(EXERCISE DESCRIPTION):
Copy each line of the records that contains the word "subtitle".

(THE RECORDS):
========================================================================
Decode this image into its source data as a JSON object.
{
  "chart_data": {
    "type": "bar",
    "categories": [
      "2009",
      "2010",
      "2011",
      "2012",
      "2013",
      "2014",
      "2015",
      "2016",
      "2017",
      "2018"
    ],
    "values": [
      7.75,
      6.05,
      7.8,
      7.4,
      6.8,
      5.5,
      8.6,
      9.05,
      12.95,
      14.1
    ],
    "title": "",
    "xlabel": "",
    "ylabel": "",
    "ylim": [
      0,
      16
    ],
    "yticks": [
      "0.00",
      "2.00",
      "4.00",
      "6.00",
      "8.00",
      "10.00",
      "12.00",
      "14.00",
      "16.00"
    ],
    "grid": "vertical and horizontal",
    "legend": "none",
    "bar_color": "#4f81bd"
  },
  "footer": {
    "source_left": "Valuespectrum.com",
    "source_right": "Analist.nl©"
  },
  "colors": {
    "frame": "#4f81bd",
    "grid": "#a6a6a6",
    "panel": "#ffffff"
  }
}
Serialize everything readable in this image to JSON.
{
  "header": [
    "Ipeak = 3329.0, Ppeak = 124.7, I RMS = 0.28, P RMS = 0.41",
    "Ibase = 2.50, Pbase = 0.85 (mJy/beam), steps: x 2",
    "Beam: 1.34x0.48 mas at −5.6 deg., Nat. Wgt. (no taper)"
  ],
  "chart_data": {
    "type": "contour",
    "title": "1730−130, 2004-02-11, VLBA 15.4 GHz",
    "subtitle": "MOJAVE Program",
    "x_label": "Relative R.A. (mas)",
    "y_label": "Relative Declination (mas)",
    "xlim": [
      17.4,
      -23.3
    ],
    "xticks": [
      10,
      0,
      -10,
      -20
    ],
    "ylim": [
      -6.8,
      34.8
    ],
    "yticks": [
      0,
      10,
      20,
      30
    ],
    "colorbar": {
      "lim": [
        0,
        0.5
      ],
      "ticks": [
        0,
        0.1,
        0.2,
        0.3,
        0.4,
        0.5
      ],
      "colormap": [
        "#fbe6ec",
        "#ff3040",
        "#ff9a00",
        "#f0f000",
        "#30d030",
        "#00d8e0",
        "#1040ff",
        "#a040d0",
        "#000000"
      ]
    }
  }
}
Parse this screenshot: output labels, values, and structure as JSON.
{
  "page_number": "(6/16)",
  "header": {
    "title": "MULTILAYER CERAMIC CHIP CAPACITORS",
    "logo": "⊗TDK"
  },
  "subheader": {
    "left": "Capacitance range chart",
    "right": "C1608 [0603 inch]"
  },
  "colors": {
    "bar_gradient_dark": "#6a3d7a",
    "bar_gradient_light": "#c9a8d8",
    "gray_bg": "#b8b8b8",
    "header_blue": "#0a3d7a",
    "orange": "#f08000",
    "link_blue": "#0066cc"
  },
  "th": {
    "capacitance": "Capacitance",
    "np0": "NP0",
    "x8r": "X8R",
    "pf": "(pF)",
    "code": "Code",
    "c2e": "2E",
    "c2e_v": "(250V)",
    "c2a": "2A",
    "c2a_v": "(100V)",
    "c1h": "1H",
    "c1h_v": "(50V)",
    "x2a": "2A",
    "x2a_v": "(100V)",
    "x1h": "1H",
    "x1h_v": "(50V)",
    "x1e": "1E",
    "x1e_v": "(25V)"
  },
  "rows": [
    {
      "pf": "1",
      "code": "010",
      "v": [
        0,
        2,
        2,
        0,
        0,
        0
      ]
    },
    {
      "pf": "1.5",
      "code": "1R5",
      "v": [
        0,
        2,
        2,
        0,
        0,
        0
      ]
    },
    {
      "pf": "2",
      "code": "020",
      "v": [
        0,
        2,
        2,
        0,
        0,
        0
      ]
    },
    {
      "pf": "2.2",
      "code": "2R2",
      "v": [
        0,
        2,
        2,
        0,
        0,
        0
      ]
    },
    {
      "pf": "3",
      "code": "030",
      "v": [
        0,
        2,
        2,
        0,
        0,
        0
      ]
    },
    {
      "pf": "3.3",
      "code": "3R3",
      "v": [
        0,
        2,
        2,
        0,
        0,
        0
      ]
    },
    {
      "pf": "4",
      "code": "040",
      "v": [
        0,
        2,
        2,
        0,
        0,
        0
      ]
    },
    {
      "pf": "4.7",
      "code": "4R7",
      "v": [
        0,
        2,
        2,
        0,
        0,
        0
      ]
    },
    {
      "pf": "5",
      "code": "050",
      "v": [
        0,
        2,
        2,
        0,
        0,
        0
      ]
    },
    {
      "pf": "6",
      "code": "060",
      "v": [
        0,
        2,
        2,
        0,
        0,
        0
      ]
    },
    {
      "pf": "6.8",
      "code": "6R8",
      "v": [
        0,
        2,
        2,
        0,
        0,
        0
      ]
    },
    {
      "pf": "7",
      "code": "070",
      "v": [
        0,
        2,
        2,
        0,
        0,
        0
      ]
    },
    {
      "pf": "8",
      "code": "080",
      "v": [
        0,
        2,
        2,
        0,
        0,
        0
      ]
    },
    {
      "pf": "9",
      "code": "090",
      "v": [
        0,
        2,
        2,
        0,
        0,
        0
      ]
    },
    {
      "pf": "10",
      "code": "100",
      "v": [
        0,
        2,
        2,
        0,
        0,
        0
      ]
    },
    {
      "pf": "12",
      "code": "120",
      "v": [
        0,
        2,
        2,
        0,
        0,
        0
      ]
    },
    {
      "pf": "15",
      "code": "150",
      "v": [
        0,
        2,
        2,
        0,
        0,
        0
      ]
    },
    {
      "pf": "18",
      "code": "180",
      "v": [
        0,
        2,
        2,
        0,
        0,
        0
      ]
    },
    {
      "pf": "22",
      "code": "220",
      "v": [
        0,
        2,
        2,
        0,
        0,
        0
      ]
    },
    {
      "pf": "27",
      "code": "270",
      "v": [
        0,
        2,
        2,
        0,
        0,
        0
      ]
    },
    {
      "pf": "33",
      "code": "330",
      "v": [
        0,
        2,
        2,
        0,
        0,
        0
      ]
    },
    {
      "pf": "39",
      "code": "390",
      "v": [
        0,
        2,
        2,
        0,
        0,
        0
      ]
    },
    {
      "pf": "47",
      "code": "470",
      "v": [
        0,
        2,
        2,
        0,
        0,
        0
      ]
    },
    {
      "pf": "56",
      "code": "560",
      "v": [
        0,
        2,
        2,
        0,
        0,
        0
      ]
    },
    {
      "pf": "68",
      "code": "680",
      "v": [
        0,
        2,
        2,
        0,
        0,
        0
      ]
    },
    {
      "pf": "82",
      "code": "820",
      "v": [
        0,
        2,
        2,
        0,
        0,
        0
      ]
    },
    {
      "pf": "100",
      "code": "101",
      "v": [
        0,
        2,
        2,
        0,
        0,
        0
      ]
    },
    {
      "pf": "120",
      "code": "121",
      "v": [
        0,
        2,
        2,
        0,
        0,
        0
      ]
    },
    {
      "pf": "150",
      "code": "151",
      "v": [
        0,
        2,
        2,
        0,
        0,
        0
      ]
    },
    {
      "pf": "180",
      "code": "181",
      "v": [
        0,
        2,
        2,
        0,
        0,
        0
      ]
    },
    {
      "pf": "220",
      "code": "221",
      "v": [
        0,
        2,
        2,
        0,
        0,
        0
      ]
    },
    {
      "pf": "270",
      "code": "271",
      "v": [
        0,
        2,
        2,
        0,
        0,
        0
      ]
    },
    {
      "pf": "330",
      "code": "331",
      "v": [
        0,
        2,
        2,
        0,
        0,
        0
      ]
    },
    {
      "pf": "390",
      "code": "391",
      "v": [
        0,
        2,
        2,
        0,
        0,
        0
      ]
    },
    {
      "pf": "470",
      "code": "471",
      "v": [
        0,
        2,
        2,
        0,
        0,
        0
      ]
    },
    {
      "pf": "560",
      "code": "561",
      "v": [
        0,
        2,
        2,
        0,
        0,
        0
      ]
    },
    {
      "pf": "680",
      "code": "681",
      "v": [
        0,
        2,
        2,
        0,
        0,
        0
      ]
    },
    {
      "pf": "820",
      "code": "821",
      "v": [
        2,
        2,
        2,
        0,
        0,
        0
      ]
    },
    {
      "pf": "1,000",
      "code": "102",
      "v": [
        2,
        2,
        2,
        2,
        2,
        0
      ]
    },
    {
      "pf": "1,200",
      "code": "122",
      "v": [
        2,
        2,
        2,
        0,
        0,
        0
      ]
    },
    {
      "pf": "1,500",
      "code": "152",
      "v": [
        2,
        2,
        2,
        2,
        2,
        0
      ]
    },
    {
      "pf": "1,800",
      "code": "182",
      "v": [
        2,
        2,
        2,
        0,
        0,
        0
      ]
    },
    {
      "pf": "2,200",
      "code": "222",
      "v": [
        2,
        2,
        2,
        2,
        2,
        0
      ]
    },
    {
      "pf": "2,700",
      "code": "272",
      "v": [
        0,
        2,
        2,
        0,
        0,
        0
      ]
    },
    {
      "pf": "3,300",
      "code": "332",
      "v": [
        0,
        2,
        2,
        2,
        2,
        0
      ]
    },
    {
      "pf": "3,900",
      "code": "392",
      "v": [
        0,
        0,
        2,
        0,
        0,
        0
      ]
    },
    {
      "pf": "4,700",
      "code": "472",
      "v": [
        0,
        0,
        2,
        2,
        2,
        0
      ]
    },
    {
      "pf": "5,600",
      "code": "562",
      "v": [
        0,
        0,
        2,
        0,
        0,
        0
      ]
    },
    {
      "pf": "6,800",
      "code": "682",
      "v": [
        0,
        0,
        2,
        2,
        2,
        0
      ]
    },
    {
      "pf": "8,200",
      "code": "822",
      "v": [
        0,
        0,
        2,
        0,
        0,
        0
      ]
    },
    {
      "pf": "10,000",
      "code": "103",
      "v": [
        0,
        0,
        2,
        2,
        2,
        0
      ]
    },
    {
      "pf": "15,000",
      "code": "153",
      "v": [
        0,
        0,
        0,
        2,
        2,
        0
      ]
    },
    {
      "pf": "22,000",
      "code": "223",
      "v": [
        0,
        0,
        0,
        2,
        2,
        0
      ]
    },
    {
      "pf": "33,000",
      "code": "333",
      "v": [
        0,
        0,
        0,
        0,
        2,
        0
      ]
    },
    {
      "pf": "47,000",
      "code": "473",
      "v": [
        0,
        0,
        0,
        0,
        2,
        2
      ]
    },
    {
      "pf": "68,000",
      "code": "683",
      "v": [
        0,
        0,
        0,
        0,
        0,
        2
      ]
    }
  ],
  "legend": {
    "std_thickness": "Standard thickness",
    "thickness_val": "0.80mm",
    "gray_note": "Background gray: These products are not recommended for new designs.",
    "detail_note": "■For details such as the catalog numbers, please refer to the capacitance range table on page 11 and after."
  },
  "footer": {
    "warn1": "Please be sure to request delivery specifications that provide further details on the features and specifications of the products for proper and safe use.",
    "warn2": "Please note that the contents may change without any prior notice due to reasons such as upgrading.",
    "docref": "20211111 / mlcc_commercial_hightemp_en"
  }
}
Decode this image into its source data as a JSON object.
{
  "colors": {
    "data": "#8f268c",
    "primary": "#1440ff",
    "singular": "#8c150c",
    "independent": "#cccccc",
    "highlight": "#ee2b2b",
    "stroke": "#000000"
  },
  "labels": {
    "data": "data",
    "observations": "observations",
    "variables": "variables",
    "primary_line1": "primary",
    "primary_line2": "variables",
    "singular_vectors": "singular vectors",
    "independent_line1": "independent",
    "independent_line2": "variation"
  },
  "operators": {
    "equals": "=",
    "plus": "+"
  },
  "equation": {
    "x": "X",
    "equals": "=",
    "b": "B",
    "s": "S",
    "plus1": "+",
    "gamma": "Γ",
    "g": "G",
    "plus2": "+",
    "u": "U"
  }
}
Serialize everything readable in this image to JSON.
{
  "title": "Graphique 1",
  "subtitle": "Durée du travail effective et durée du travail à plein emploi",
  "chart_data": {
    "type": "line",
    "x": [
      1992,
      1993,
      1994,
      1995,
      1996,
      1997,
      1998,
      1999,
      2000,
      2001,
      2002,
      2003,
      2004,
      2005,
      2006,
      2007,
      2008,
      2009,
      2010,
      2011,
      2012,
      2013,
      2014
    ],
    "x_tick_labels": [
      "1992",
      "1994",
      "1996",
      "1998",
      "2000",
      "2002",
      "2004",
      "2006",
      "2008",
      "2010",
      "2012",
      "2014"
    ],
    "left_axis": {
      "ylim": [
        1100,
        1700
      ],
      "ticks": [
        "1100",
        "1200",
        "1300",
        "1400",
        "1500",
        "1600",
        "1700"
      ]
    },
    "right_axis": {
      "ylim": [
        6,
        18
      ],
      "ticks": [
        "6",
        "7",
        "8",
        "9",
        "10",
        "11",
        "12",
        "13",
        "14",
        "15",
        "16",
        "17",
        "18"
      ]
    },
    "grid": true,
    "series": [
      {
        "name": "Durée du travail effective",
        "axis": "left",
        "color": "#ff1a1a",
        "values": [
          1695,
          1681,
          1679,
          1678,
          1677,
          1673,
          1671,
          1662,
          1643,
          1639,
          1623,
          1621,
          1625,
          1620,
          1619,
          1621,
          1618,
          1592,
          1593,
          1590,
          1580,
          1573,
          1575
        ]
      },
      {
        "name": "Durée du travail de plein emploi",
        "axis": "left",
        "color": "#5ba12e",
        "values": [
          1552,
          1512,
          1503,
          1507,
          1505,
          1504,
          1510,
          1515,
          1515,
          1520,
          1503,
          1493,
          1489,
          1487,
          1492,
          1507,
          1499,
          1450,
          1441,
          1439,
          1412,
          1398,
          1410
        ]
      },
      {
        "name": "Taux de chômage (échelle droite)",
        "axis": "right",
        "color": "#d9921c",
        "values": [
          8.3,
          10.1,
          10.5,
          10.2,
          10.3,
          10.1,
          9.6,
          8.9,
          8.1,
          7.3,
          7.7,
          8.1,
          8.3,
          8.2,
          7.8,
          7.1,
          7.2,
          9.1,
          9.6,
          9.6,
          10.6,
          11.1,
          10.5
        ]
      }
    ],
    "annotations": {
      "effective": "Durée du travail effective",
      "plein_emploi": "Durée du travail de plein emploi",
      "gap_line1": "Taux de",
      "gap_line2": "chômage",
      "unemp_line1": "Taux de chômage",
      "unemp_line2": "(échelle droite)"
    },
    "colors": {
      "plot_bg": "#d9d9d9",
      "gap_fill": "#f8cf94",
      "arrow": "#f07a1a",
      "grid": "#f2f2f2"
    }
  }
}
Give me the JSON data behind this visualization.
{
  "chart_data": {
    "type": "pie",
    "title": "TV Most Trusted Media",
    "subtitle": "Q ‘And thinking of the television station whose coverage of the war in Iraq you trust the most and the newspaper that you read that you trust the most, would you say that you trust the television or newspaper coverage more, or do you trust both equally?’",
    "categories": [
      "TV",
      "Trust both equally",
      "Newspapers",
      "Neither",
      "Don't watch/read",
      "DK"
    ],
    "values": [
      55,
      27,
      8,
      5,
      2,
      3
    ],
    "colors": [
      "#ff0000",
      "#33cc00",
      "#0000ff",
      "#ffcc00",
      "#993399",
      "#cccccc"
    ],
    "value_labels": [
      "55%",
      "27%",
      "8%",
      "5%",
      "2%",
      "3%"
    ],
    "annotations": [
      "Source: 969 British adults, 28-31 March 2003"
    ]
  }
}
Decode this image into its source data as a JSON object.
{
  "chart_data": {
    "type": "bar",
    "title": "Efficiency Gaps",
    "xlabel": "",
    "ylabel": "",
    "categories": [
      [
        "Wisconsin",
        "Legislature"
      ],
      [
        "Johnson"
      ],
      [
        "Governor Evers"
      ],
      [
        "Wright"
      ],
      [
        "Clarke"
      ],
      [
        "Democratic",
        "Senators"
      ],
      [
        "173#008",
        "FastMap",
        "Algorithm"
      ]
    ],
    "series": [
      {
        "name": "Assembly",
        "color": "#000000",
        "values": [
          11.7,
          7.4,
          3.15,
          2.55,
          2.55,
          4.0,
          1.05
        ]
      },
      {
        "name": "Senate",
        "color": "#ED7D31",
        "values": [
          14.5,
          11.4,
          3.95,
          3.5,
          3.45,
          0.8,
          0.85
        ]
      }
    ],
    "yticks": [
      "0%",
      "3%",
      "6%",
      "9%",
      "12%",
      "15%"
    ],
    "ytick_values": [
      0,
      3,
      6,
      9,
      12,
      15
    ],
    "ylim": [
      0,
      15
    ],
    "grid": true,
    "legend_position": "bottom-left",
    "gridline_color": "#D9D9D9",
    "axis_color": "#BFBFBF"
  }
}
========================================================================
(OUTPUT OF THE EXERCISE):
    "subtitle": "MOJAVE Program",
  "subtitle": "Durée du travail effective et durée du travail à plein emploi",
    "subtitle": "Q ‘And thinking of the television station whose coverage of the war in Iraq you trust the most and the newspaper that you read that you trust the most, would you say that you trust the television or newspaper coverage more, or do you trust both equally?’",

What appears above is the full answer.